*Task prompt*: Transcribe each line of the records below exactly, excluding any embedded images.

— START Data to process —

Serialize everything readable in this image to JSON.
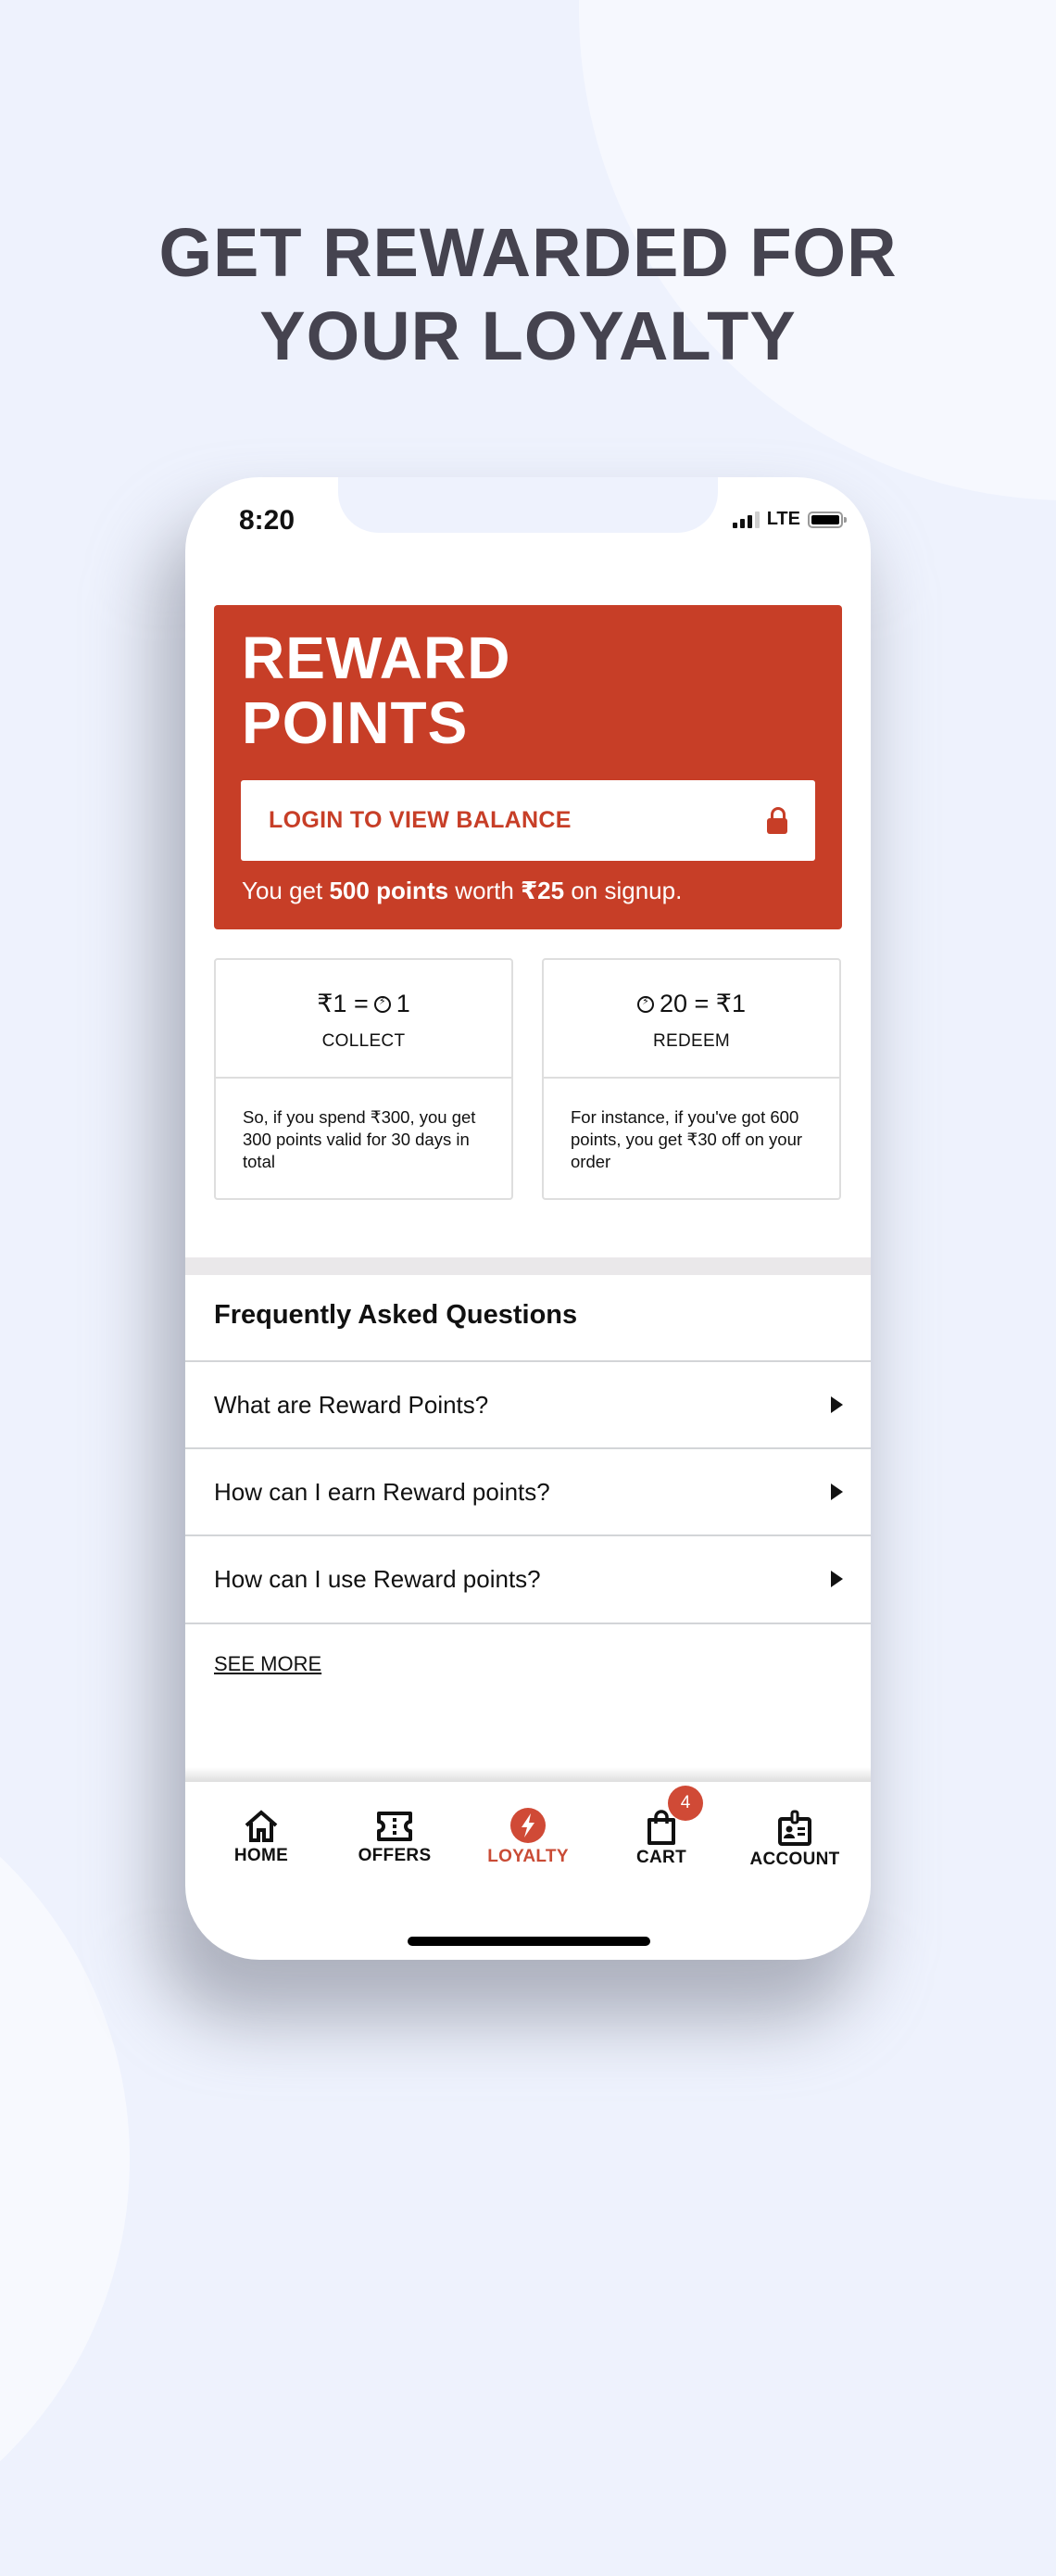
{
  "headline": {
    "line1": "GET REWARDED FOR",
    "line2": "YOUR LOYALTY"
  },
  "status_bar": {
    "time": "8:20",
    "network": "LTE",
    "signal_bars_active": 3,
    "signal_bars_total": 4
  },
  "reward_card": {
    "title_line1": "REWARD",
    "title_line2": "POINTS",
    "login_button_label": "LOGIN TO VIEW BALANCE",
    "login_icon": "lock-icon",
    "signup_note": {
      "prefix": "You get ",
      "points": "500 points",
      "middle": " worth ",
      "amount": "₹25",
      "suffix": " on signup."
    },
    "color": "#C73E27"
  },
  "info_cards": [
    {
      "rate_left": "₹1 =",
      "rate_right": "1",
      "rate_icon": "points-coin-icon",
      "label": "COLLECT",
      "description": "So, if you spend ₹300, you get 300 points valid for 30 days in total"
    },
    {
      "rate_left": "20 = ₹1",
      "rate_icon": "points-coin-icon",
      "label": "REDEEM",
      "description": "For instance, if you've got 600 points, you get ₹30 off on your order"
    }
  ],
  "faq": {
    "title": "Frequently Asked Questions",
    "items": [
      {
        "question": "What are Reward Points?"
      },
      {
        "question": "How can I earn Reward points?"
      },
      {
        "question": "How can I use Reward points?"
      }
    ],
    "see_more_label": "SEE MORE"
  },
  "bottom_nav": {
    "items": [
      {
        "label": "HOME",
        "icon": "home-icon",
        "active": false
      },
      {
        "label": "OFFERS",
        "icon": "ticket-icon",
        "active": false
      },
      {
        "label": "LOYALTY",
        "icon": "lightning-icon",
        "active": true
      },
      {
        "label": "CART",
        "icon": "shopping-bag-icon",
        "active": false,
        "badge": "4"
      },
      {
        "label": "ACCOUNT",
        "icon": "id-badge-icon",
        "active": false
      }
    ],
    "active_color": "#C94B35"
  }
}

— END Data to process —

*Result*:
Serialize everything readable in this image to JSON.
{
  "headline": {
    "line1": "GET REWARDED FOR",
    "line2": "YOUR LOYALTY"
  },
  "status_bar": {
    "time": "8:20",
    "network": "LTE",
    "signal_bars_active": 3,
    "signal_bars_total": 4
  },
  "reward_card": {
    "title_line1": "REWARD",
    "title_line2": "POINTS",
    "login_button_label": "LOGIN TO VIEW BALANCE",
    "login_icon": "lock-icon",
    "signup_note": {
      "prefix": "You get ",
      "points": "500 points",
      "middle": " worth ",
      "amount": "₹25",
      "suffix": " on signup."
    },
    "color": "#C73E27"
  },
  "info_cards": [
    {
      "rate_left": "₹1 =",
      "rate_right": "1",
      "rate_icon": "points-coin-icon",
      "label": "COLLECT",
      "description": "So, if you spend ₹300, you get 300 points valid for 30 days in total"
    },
    {
      "rate_left": "20 = ₹1",
      "rate_icon": "points-coin-icon",
      "label": "REDEEM",
      "description": "For instance, if you've got 600 points, you get ₹30 off on your order"
    }
  ],
  "faq": {
    "title": "Frequently Asked Questions",
    "items": [
      {
        "question": "What are Reward Points?"
      },
      {
        "question": "How can I earn Reward points?"
      },
      {
        "question": "How can I use Reward points?"
      }
    ],
    "see_more_label": "SEE MORE"
  },
  "bottom_nav": {
    "items": [
      {
        "label": "HOME",
        "icon": "home-icon",
        "active": false
      },
      {
        "label": "OFFERS",
        "icon": "ticket-icon",
        "active": false
      },
      {
        "label": "LOYALTY",
        "icon": "lightning-icon",
        "active": true
      },
      {
        "label": "CART",
        "icon": "shopping-bag-icon",
        "active": false,
        "badge": "4"
      },
      {
        "label": "ACCOUNT",
        "icon": "id-badge-icon",
        "active": false
      }
    ],
    "active_color": "#C94B35"
  }
}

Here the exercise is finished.